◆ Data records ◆
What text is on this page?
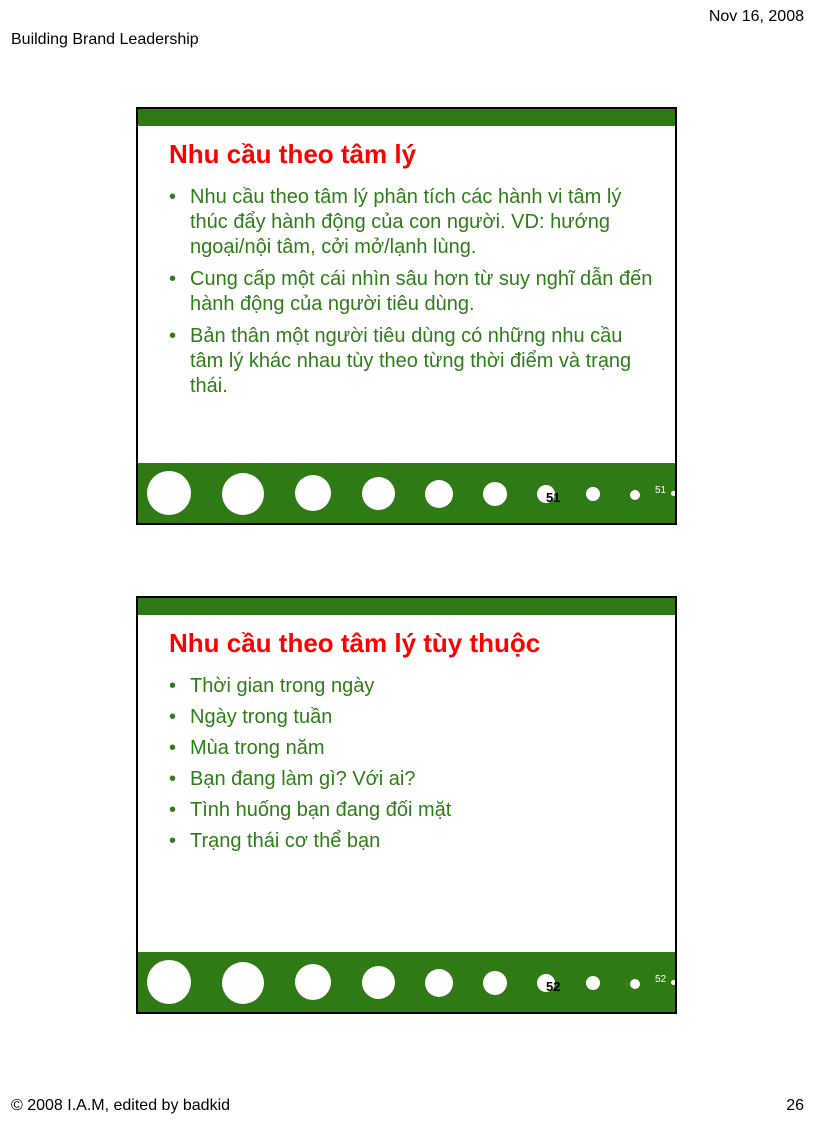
Nov 16, 2008
Building Brand Leadership
Nhu cầu theo tâm lý
• Nhu cầu theo tâm lý phân tích các hành vi tâm lý thúc đẩy hành động của con người. VD: hướng ngoại/nội tâm, cởi mở/lạnh lùng.
• Cung cấp một cái nhìn sâu hơn từ suy nghĩ dẫn đến hành động của người tiêu dùng.
• Bản thân một người tiêu dùng có những nhu cầu tâm lý khác nhau tùy theo từng thời điểm và trạng thái.
51	51
Nhu cầu theo tâm lý tùy thuộc
• Thời gian trong ngày
• Ngày trong tuần
• Mùa trong năm
• Bạn đang làm gì? Với ai?
• Tình huống bạn đang đối mặt
• Trạng thái cơ thể bạn
52	52
© 2008 I.A.M, edited by badkid	26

◆ THE EXERCISE ◆
Pictures stay out of the copy; please restate every record above exactly.

◆ TASK OUTPUT ◆
What text is on this page?
Nov 16, 2008
Building Brand Leadership
Nhu cầu theo tâm lý
• Nhu cầu theo tâm lý phân tích các hành vi tâm lý thúc đẩy hành động của con người. VD: hướng ngoại/nội tâm, cởi mở/lạnh lùng.
• Cung cấp một cái nhìn sâu hơn từ suy nghĩ dẫn đến hành động của người tiêu dùng.
• Bản thân một người tiêu dùng có những nhu cầu tâm lý khác nhau tùy theo từng thời điểm và trạng thái.
51	51
Nhu cầu theo tâm lý tùy thuộc
• Thời gian trong ngày
• Ngày trong tuần
• Mùa trong năm
• Bạn đang làm gì? Với ai?
• Tình huống bạn đang đối mặt
• Trạng thái cơ thể bạn
52	52
© 2008 I.A.M, edited by badkid	26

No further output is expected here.